### PROMPT
Extract each line of the data and write it out again exactly.

[Begin]

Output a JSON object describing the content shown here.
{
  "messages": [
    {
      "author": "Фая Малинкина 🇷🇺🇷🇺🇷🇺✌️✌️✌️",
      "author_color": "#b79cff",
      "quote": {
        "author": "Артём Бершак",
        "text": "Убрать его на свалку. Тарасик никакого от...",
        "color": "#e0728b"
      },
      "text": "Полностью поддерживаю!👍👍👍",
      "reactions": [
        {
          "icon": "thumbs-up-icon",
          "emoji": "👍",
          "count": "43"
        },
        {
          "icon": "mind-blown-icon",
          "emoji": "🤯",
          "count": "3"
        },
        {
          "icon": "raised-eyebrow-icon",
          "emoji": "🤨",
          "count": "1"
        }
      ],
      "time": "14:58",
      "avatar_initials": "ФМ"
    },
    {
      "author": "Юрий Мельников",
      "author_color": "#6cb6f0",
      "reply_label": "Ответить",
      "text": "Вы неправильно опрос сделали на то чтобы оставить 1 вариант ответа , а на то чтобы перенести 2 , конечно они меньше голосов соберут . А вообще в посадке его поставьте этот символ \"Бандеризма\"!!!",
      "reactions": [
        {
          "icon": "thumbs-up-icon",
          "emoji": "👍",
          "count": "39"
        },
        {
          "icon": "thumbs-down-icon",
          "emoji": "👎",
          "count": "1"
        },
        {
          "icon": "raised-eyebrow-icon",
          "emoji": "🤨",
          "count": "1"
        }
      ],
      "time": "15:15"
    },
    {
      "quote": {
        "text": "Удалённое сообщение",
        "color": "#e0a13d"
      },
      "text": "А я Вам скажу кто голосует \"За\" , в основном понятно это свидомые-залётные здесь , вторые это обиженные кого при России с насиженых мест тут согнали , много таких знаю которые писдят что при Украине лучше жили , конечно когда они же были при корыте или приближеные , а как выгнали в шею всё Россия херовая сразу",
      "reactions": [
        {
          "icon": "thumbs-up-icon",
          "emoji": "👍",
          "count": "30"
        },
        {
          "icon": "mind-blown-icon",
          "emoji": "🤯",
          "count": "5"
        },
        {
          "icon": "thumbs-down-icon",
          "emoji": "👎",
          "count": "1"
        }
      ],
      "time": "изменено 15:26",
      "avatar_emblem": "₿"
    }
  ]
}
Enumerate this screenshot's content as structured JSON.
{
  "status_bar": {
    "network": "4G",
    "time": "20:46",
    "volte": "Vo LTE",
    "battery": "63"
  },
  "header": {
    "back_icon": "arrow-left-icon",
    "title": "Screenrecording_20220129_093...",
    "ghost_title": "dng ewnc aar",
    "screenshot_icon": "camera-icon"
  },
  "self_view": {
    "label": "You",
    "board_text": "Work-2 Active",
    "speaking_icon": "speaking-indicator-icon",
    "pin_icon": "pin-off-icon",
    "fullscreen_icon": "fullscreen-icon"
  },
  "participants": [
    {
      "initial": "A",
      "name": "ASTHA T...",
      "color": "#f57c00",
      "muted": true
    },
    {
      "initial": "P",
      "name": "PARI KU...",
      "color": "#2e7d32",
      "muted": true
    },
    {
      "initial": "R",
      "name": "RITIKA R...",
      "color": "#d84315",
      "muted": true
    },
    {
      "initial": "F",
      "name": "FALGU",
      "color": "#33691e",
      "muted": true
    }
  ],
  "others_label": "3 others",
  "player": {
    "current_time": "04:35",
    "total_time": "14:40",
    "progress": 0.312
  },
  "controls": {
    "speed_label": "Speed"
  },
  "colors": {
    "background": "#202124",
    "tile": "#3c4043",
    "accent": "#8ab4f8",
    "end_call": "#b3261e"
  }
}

[End]

### EXERCISE ANSWER
Output a JSON object describing the content shown here.
{
  "messages": [
    {
      "author": "Фая Малинкина 🇷🇺🇷🇺🇷🇺✌️✌️✌️",
      "author_color": "#b79cff",
      "quote": {
        "author": "Артём Бершак",
        "text": "Убрать его на свалку. Тарасик никакого от...",
        "color": "#e0728b"
      },
      "text": "Полностью поддерживаю!👍👍👍",
      "reactions": [
        {
          "icon": "thumbs-up-icon",
          "emoji": "👍",
          "count": "43"
        },
        {
          "icon": "mind-blown-icon",
          "emoji": "🤯",
          "count": "3"
        },
        {
          "icon": "raised-eyebrow-icon",
          "emoji": "🤨",
          "count": "1"
        }
      ],
      "time": "14:58",
      "avatar_initials": "ФМ"
    },
    {
      "author": "Юрий Мельников",
      "author_color": "#6cb6f0",
      "reply_label": "Ответить",
      "text": "Вы неправильно опрос сделали на то чтобы оставить 1 вариант ответа , а на то чтобы перенести 2 , конечно они меньше голосов соберут . А вообще в посадке его поставьте этот символ \"Бандеризма\"!!!",
      "reactions": [
        {
          "icon": "thumbs-up-icon",
          "emoji": "👍",
          "count": "39"
        },
        {
          "icon": "thumbs-down-icon",
          "emoji": "👎",
          "count": "1"
        },
        {
          "icon": "raised-eyebrow-icon",
          "emoji": "🤨",
          "count": "1"
        }
      ],
      "time": "15:15"
    },
    {
      "quote": {
        "text": "Удалённое сообщение",
        "color": "#e0a13d"
      },
      "text": "А я Вам скажу кто голосует \"За\" , в основном понятно это свидомые-залётные здесь , вторые это обиженные кого при России с насиженых мест тут согнали , много таких знаю которые писдят что при Украине лучше жили , конечно когда они же были при корыте или приближеные , а как выгнали в шею всё Россия херовая сразу",
      "reactions": [
        {
          "icon": "thumbs-up-icon",
          "emoji": "👍",
          "count": "30"
        },
        {
          "icon": "mind-blown-icon",
          "emoji": "🤯",
          "count": "5"
        },
        {
          "icon": "thumbs-down-icon",
          "emoji": "👎",
          "count": "1"
        }
      ],
      "time": "изменено 15:26",
      "avatar_emblem": "₿"
    }
  ]
}
Enumerate this screenshot's content as structured JSON.
{
  "status_bar": {
    "network": "4G",
    "time": "20:46",
    "volte": "Vo LTE",
    "battery": "63"
  },
  "header": {
    "back_icon": "arrow-left-icon",
    "title": "Screenrecording_20220129_093...",
    "ghost_title": "dng ewnc aar",
    "screenshot_icon": "camera-icon"
  },
  "self_view": {
    "label": "You",
    "board_text": "Work-2 Active",
    "speaking_icon": "speaking-indicator-icon",
    "pin_icon": "pin-off-icon",
    "fullscreen_icon": "fullscreen-icon"
  },
  "participants": [
    {
      "initial": "A",
      "name": "ASTHA T...",
      "color": "#f57c00",
      "muted": true
    },
    {
      "initial": "P",
      "name": "PARI KU...",
      "color": "#2e7d32",
      "muted": true
    },
    {
      "initial": "R",
      "name": "RITIKA R...",
      "color": "#d84315",
      "muted": true
    },
    {
      "initial": "F",
      "name": "FALGU",
      "color": "#33691e",
      "muted": true
    }
  ],
  "others_label": "3 others",
  "player": {
    "current_time": "04:35",
    "total_time": "14:40",
    "progress": 0.312
  },
  "controls": {
    "speed_label": "Speed"
  },
  "colors": {
    "background": "#202124",
    "tile": "#3c4043",
    "accent": "#8ab4f8",
    "end_call": "#b3261e"
  }
}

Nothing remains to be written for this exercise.